--- start MATERIAL PROVIDED ---
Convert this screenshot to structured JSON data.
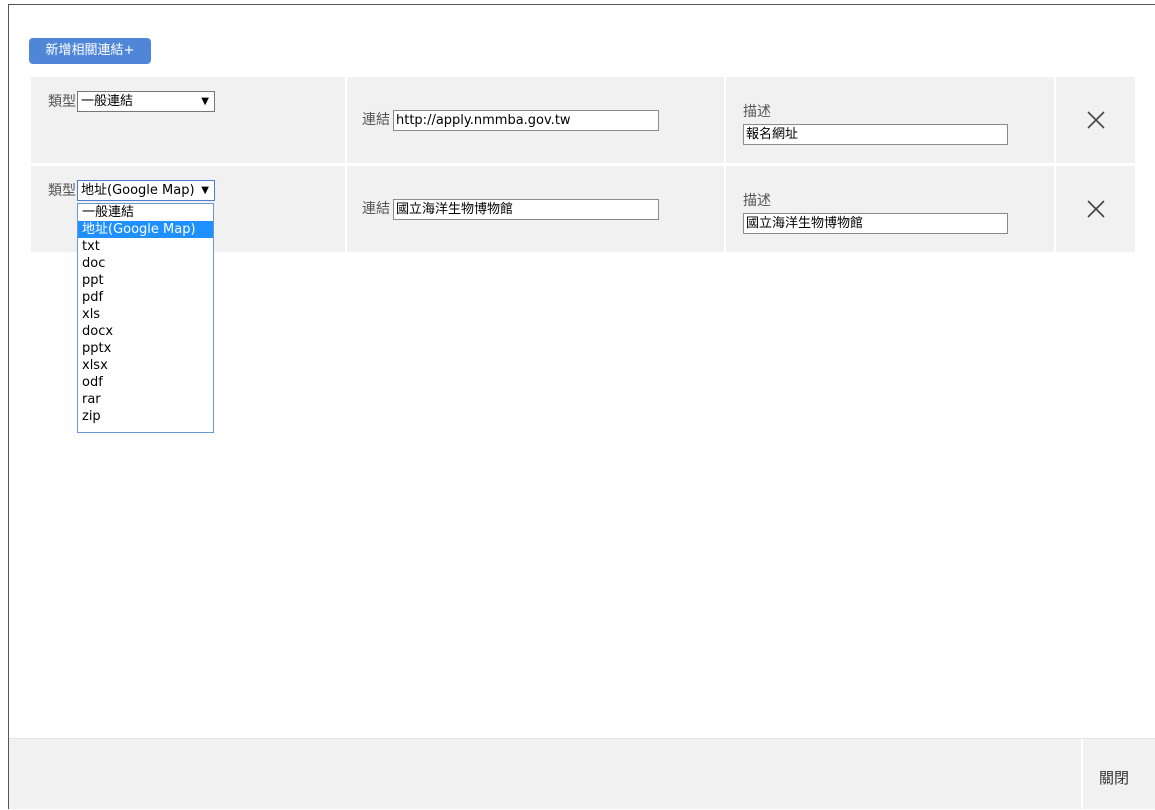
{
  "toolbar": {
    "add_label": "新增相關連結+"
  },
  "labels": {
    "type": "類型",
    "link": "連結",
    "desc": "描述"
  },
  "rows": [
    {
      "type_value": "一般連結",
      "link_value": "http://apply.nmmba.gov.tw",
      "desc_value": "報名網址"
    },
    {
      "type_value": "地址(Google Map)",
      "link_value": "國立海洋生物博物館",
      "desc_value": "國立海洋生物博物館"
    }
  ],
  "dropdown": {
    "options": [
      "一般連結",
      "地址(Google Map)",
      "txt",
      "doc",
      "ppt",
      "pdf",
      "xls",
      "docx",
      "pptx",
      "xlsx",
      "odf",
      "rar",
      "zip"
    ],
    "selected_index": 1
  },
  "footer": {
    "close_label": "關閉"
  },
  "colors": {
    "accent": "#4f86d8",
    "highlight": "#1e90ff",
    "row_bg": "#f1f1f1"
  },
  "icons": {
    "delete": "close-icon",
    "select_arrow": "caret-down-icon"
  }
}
--- end MATERIAL PROVIDED ---
WORK TO DO: Reproduce every line precisely as given, omitting all pictures.

WRITTEN SOLUTION:
Convert this screenshot to structured JSON data.
{
  "toolbar": {
    "add_label": "新增相關連結+"
  },
  "labels": {
    "type": "類型",
    "link": "連結",
    "desc": "描述"
  },
  "rows": [
    {
      "type_value": "一般連結",
      "link_value": "http://apply.nmmba.gov.tw",
      "desc_value": "報名網址"
    },
    {
      "type_value": "地址(Google Map)",
      "link_value": "國立海洋生物博物館",
      "desc_value": "國立海洋生物博物館"
    }
  ],
  "dropdown": {
    "options": [
      "一般連結",
      "地址(Google Map)",
      "txt",
      "doc",
      "ppt",
      "pdf",
      "xls",
      "docx",
      "pptx",
      "xlsx",
      "odf",
      "rar",
      "zip"
    ],
    "selected_index": 1
  },
  "footer": {
    "close_label": "關閉"
  },
  "colors": {
    "accent": "#4f86d8",
    "highlight": "#1e90ff",
    "row_bg": "#f1f1f1"
  },
  "icons": {
    "delete": "close-icon",
    "select_arrow": "caret-down-icon"
  }
}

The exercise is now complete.